Record extracts
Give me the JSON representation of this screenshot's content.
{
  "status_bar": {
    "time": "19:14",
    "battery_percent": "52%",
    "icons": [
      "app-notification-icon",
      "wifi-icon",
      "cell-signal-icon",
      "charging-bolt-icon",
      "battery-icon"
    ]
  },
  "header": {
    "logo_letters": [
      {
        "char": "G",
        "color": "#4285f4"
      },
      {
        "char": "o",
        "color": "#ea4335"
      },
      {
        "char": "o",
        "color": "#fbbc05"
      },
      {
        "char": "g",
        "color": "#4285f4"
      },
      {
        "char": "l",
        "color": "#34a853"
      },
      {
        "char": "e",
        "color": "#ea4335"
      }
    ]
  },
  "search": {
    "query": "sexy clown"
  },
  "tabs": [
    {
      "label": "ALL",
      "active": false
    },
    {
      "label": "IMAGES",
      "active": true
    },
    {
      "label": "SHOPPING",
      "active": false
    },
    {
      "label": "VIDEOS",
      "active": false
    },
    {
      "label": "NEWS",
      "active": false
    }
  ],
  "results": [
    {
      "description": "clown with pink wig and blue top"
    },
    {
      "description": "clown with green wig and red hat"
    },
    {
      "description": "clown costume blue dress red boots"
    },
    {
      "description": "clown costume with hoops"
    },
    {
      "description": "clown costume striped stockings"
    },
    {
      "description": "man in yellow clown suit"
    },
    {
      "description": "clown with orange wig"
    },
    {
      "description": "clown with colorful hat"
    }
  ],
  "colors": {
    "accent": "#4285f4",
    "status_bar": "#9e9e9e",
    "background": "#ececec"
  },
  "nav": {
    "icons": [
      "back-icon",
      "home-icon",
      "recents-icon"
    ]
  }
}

Objective
Your task is to repeat every line exactly.

Task answer
Give me the JSON representation of this screenshot's content.
{
  "status_bar": {
    "time": "19:14",
    "battery_percent": "52%",
    "icons": [
      "app-notification-icon",
      "wifi-icon",
      "cell-signal-icon",
      "charging-bolt-icon",
      "battery-icon"
    ]
  },
  "header": {
    "logo_letters": [
      {
        "char": "G",
        "color": "#4285f4"
      },
      {
        "char": "o",
        "color": "#ea4335"
      },
      {
        "char": "o",
        "color": "#fbbc05"
      },
      {
        "char": "g",
        "color": "#4285f4"
      },
      {
        "char": "l",
        "color": "#34a853"
      },
      {
        "char": "e",
        "color": "#ea4335"
      }
    ]
  },
  "search": {
    "query": "sexy clown"
  },
  "tabs": [
    {
      "label": "ALL",
      "active": false
    },
    {
      "label": "IMAGES",
      "active": true
    },
    {
      "label": "SHOPPING",
      "active": false
    },
    {
      "label": "VIDEOS",
      "active": false
    },
    {
      "label": "NEWS",
      "active": false
    }
  ],
  "results": [
    {
      "description": "clown with pink wig and blue top"
    },
    {
      "description": "clown with green wig and red hat"
    },
    {
      "description": "clown costume blue dress red boots"
    },
    {
      "description": "clown costume with hoops"
    },
    {
      "description": "clown costume striped stockings"
    },
    {
      "description": "man in yellow clown suit"
    },
    {
      "description": "clown with orange wig"
    },
    {
      "description": "clown with colorful hat"
    }
  ],
  "colors": {
    "accent": "#4285f4",
    "status_bar": "#9e9e9e",
    "background": "#ececec"
  },
  "nav": {
    "icons": [
      "back-icon",
      "home-icon",
      "recents-icon"
    ]
  }
}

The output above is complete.